→ **AIM OF THE TASK**
All lines holding the string "SWARTENBROEKX" should be copied from the data below.

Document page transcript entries
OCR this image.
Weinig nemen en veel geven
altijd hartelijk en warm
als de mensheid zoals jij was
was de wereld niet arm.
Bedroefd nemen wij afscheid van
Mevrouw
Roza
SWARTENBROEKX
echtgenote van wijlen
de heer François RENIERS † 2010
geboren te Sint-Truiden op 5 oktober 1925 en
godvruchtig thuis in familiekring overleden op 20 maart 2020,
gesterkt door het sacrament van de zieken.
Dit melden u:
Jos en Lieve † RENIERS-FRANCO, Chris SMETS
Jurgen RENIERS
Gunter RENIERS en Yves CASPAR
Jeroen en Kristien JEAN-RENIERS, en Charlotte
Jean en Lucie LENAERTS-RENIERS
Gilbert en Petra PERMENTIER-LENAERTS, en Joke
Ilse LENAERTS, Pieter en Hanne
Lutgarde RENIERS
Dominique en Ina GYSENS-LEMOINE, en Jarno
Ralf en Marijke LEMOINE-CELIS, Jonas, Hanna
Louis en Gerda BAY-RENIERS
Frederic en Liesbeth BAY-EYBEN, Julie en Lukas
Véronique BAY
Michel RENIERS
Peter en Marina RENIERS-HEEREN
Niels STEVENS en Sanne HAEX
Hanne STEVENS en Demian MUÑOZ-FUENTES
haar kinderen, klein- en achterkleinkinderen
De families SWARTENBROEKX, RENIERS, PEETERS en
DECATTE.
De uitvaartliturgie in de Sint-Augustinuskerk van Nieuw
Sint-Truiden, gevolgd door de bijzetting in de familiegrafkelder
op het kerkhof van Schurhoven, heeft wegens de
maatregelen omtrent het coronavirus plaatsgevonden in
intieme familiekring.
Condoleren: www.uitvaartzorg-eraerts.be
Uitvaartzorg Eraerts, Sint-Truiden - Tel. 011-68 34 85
...
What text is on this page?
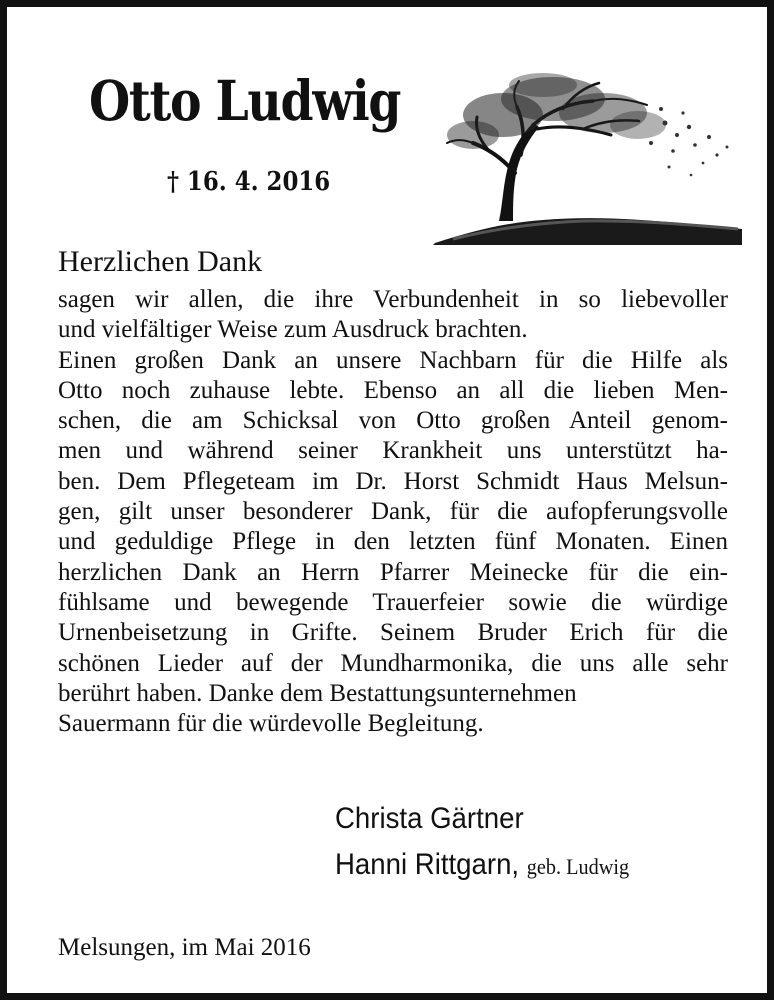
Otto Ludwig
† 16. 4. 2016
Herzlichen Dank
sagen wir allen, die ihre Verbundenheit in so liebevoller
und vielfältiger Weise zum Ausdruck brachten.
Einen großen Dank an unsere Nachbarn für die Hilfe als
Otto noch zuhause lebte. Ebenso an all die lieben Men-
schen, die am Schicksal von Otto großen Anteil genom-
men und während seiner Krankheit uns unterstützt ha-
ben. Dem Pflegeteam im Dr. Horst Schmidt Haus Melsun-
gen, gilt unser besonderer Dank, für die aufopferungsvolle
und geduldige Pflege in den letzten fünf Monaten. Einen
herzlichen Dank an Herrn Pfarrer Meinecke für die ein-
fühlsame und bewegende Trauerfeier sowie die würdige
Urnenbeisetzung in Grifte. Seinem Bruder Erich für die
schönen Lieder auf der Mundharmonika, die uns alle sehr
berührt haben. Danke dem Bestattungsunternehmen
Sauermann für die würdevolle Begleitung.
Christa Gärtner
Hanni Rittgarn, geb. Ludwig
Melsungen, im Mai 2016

→ **EXERCISE OUTPUT**
SWARTENBROEKX
De families SWARTENBROEKX, RENIERS, PEETERS en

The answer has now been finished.